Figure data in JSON

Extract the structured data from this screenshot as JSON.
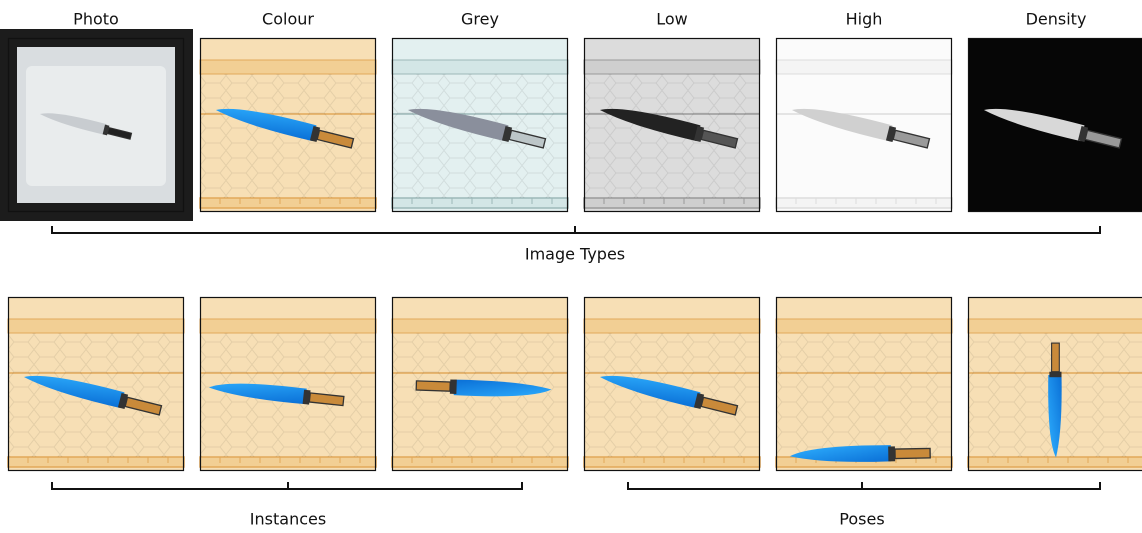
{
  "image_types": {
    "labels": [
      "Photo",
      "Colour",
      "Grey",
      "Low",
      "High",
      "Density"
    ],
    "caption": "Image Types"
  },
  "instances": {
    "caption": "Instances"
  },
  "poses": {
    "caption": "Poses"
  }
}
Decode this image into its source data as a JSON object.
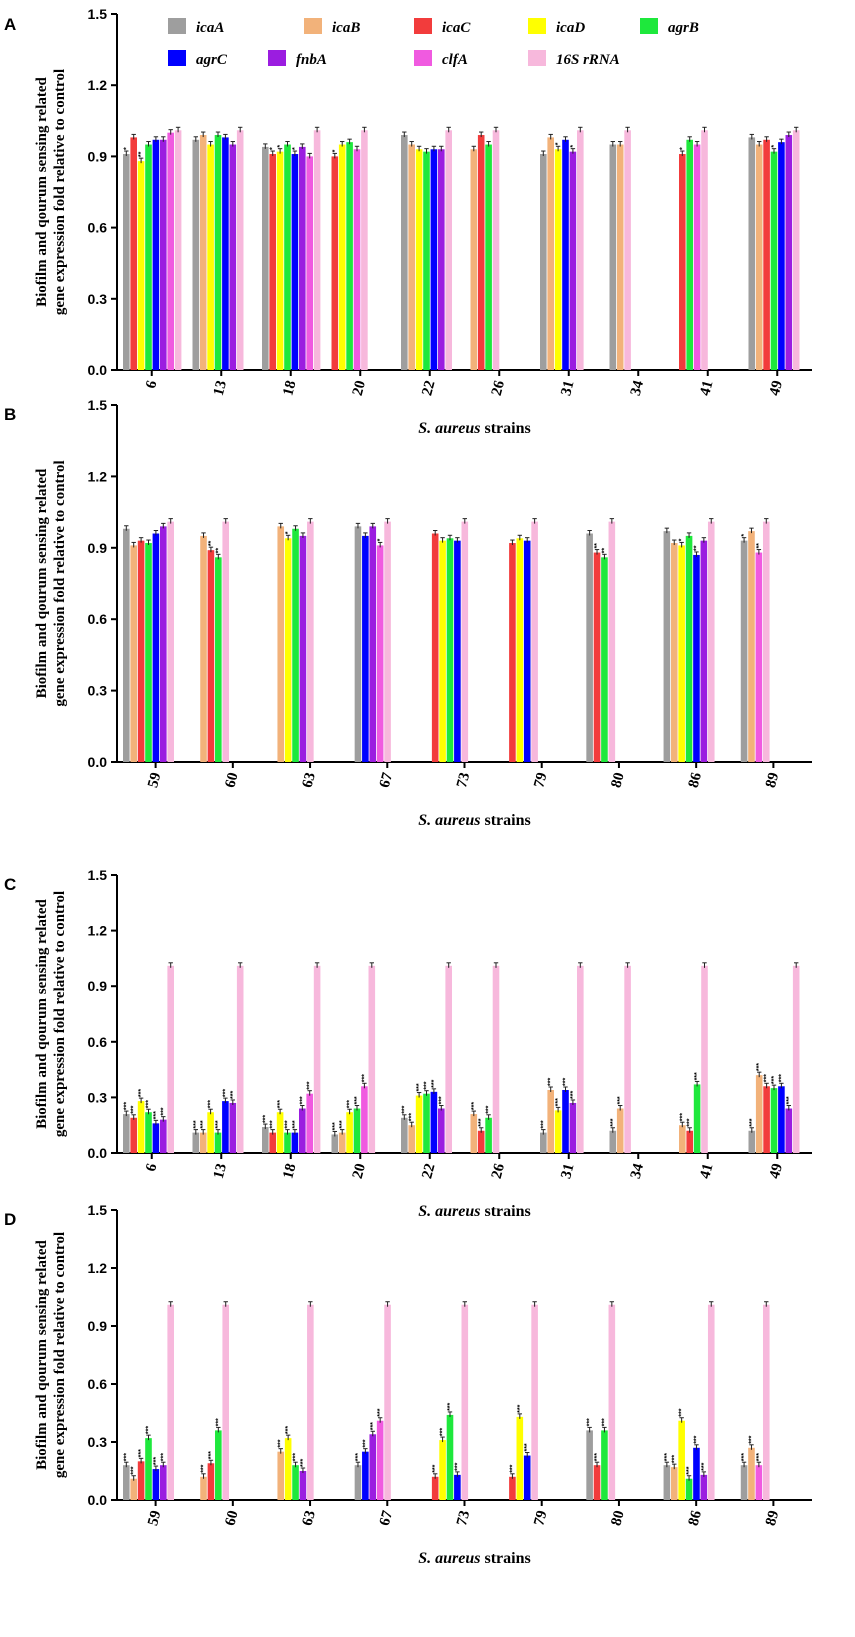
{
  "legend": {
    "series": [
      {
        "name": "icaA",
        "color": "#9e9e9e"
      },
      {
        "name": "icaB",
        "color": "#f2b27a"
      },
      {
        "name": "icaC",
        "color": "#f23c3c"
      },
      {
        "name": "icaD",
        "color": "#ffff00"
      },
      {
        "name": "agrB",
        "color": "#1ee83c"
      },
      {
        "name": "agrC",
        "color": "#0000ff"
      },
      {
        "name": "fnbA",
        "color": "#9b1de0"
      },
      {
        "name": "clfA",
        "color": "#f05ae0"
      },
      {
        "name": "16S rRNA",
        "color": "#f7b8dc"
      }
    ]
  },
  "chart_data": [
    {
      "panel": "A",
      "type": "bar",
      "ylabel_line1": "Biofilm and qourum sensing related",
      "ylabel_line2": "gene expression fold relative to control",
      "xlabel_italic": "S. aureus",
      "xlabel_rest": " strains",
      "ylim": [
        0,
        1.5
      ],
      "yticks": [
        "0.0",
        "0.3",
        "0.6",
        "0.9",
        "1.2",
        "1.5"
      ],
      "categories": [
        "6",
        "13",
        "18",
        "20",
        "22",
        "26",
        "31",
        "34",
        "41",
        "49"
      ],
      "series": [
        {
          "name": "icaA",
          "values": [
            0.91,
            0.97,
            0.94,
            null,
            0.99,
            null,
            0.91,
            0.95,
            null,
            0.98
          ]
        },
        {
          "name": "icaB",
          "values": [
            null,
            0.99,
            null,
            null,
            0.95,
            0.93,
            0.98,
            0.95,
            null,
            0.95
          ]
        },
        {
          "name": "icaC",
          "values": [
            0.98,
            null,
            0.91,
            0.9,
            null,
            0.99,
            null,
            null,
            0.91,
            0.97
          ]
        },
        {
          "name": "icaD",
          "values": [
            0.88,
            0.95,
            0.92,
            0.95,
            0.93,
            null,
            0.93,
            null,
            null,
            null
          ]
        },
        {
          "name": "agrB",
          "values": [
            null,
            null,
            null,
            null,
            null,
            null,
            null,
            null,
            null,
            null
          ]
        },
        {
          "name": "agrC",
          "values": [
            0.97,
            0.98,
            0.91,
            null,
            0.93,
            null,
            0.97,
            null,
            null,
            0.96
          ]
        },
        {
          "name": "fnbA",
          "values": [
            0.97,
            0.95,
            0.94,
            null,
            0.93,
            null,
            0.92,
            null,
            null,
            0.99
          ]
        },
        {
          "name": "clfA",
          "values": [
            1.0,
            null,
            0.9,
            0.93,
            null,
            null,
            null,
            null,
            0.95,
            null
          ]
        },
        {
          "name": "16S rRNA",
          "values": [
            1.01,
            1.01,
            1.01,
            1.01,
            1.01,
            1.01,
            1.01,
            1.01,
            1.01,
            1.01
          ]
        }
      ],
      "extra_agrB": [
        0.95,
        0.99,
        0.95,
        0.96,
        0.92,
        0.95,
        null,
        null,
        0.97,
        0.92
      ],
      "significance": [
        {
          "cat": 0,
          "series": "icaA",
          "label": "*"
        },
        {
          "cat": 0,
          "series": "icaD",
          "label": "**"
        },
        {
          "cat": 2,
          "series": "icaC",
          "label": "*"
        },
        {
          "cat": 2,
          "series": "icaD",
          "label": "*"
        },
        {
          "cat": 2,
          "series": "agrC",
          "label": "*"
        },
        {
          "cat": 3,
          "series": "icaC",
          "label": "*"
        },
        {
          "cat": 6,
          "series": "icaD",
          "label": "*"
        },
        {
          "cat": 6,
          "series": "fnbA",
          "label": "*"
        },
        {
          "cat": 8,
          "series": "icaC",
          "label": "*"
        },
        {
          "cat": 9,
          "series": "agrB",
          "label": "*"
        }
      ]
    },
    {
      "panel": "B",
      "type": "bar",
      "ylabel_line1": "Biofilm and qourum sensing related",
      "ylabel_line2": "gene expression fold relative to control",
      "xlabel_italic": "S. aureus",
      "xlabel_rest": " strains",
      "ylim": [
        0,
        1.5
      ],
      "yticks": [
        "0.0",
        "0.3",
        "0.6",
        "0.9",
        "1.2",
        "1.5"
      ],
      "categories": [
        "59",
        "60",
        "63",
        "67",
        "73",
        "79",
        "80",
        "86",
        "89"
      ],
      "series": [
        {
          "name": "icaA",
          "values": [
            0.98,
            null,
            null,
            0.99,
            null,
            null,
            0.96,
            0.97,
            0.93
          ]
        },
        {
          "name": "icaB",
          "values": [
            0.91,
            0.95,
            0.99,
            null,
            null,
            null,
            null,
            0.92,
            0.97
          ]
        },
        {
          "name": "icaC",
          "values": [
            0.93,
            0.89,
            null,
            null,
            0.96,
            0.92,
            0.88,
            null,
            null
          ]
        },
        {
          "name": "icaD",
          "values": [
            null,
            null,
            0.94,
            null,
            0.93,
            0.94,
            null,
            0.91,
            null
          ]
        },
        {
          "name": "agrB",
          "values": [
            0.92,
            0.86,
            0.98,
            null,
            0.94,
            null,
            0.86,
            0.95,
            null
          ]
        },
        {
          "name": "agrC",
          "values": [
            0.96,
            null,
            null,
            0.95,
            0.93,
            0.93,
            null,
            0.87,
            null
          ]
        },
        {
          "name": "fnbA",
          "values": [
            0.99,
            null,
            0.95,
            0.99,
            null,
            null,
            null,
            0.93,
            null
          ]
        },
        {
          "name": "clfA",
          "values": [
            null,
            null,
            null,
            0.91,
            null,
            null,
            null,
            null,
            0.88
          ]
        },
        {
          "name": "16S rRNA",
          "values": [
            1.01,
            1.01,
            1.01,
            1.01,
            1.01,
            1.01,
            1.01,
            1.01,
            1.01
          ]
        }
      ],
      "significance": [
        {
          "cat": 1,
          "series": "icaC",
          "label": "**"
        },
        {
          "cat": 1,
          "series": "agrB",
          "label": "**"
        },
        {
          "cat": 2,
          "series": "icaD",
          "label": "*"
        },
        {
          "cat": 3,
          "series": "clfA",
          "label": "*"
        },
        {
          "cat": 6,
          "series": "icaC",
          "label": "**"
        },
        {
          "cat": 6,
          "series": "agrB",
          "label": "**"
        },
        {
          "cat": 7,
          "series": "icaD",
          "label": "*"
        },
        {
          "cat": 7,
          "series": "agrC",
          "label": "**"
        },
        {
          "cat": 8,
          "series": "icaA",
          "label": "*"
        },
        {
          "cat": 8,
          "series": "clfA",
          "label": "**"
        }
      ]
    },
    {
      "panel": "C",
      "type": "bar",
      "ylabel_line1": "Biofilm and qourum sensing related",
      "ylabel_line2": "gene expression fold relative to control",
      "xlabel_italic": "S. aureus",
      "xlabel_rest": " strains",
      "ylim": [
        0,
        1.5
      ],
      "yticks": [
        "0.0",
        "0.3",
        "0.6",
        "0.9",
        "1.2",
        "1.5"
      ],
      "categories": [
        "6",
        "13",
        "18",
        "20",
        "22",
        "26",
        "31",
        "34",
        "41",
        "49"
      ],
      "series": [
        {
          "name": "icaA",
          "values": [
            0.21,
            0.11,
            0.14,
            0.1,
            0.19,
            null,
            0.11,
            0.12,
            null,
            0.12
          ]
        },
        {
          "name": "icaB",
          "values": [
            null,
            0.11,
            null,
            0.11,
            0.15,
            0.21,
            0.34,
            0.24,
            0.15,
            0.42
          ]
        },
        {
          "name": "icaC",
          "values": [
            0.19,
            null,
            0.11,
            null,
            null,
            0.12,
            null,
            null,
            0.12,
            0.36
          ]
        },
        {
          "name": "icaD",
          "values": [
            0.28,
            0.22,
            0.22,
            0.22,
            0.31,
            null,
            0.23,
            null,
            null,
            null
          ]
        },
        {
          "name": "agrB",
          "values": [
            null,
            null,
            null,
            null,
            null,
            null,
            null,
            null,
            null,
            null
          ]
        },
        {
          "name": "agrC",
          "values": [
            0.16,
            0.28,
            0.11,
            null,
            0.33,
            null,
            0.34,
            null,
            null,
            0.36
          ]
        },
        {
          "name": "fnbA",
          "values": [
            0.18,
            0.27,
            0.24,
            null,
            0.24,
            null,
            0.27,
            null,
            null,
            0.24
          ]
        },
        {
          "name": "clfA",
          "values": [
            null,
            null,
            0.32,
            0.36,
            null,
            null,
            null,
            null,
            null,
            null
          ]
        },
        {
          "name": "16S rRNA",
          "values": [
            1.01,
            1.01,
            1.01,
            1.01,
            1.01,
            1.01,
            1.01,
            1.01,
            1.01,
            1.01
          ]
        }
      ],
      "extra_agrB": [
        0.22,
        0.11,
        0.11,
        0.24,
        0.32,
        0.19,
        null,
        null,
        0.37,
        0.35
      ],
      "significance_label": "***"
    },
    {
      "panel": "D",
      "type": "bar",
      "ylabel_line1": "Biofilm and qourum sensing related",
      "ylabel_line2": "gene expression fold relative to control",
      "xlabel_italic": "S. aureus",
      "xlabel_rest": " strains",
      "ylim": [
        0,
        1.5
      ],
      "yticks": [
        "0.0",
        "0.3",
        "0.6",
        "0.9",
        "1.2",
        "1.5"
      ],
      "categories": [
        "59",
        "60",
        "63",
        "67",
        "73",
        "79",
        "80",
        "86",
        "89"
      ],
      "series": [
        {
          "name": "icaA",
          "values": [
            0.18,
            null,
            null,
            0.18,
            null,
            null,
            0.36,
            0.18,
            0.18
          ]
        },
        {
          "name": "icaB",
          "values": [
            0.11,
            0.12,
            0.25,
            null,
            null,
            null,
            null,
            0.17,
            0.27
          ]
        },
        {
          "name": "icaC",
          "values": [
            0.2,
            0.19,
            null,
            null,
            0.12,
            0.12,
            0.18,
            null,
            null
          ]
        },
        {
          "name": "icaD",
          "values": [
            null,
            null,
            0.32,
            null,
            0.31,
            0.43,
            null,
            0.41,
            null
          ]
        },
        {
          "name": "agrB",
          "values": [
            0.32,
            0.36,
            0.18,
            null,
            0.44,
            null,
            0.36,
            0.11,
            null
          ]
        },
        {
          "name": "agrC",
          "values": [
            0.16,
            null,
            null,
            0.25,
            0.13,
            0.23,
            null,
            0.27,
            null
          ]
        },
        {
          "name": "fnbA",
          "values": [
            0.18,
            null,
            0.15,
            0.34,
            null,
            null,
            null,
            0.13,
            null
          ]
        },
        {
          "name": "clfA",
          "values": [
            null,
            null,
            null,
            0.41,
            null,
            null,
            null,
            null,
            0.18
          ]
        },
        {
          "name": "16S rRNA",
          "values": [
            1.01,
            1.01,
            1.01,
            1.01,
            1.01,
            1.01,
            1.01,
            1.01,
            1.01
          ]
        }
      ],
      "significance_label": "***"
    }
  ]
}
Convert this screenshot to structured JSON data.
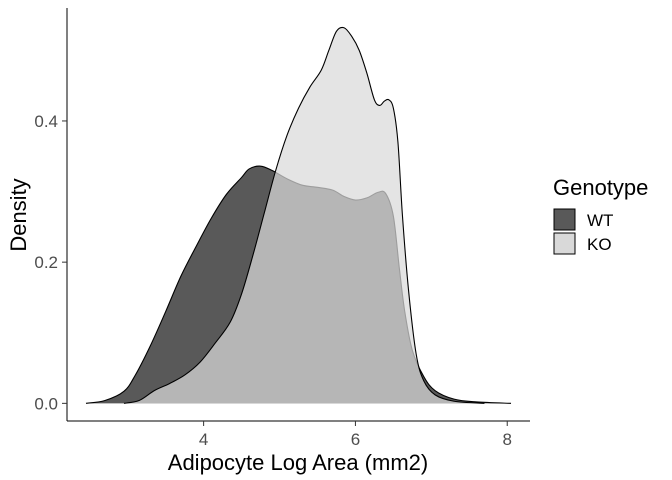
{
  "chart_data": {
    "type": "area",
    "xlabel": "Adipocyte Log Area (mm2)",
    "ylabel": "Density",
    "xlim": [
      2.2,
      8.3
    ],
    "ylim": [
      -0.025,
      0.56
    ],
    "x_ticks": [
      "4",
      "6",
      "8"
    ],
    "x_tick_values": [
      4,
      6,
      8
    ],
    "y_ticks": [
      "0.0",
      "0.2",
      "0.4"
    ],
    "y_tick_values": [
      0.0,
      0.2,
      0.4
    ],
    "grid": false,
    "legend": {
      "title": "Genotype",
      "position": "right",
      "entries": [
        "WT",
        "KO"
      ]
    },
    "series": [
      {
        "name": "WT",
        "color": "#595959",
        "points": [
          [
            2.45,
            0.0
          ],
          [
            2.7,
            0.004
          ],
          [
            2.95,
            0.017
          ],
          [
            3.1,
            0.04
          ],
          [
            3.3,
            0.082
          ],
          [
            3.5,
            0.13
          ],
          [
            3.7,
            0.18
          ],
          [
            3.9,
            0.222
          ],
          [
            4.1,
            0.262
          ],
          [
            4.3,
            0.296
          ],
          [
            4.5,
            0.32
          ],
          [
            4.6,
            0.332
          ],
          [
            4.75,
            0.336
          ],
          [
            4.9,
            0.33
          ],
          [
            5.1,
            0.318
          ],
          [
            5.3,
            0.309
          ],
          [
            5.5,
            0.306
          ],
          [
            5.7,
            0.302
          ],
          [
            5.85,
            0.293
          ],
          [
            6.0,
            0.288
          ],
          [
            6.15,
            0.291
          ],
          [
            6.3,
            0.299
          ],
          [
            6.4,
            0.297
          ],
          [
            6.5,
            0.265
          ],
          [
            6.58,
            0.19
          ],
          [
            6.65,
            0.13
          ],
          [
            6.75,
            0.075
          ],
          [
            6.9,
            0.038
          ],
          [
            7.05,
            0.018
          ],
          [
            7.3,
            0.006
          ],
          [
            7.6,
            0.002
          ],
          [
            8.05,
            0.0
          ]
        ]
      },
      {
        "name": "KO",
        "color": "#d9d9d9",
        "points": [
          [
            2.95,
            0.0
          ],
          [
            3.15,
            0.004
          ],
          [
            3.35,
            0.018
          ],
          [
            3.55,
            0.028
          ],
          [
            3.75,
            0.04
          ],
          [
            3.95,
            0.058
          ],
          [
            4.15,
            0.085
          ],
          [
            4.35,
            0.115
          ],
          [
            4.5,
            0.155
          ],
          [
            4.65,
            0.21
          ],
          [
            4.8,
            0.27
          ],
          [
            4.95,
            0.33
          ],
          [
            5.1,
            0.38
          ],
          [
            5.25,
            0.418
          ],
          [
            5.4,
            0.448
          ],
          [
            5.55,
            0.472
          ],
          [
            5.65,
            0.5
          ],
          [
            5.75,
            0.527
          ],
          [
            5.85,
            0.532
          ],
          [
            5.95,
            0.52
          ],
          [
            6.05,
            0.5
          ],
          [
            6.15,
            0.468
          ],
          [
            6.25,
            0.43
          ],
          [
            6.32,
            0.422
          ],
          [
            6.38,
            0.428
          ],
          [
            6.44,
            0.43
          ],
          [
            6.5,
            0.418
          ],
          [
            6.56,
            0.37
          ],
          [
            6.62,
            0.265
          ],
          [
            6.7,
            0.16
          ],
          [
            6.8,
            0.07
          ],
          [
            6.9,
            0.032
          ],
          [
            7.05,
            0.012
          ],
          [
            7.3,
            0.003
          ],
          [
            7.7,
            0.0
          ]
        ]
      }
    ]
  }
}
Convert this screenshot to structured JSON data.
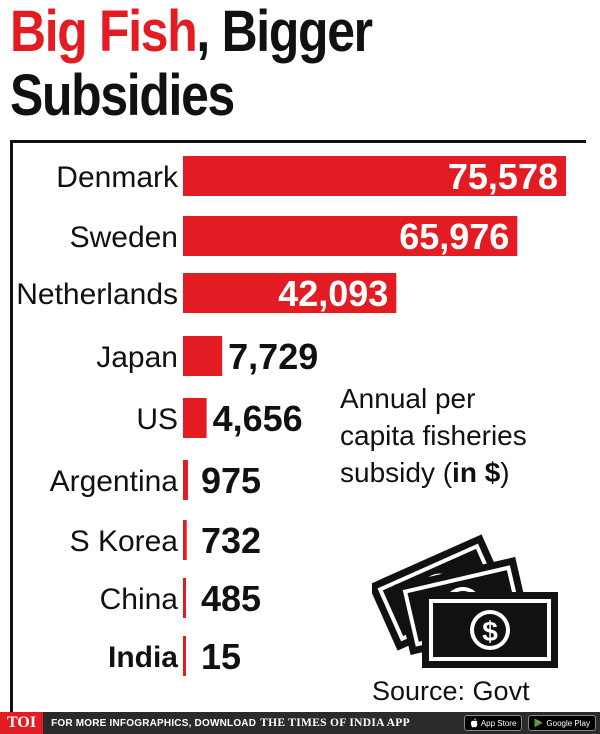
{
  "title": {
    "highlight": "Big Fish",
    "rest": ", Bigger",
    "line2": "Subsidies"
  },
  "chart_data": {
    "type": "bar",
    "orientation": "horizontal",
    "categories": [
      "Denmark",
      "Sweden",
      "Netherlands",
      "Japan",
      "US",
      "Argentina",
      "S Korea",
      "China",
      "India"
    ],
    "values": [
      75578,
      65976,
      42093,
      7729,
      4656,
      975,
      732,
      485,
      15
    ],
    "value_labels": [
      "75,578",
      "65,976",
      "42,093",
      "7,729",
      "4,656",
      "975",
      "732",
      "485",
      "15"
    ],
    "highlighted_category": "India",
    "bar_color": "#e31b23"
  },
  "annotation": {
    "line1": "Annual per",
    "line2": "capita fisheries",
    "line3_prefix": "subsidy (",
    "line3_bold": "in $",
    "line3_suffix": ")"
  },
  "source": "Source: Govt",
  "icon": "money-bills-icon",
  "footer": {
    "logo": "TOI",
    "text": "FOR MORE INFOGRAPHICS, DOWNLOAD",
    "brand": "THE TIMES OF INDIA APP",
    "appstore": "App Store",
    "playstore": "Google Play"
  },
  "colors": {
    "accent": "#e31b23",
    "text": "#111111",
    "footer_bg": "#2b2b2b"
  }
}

Problem to work on:
In the lines above, find each one with "text" and list it.

Exercise solution:
    "text": "FOR MORE INFOGRAPHICS, DOWNLOAD",
    "text": "#111111",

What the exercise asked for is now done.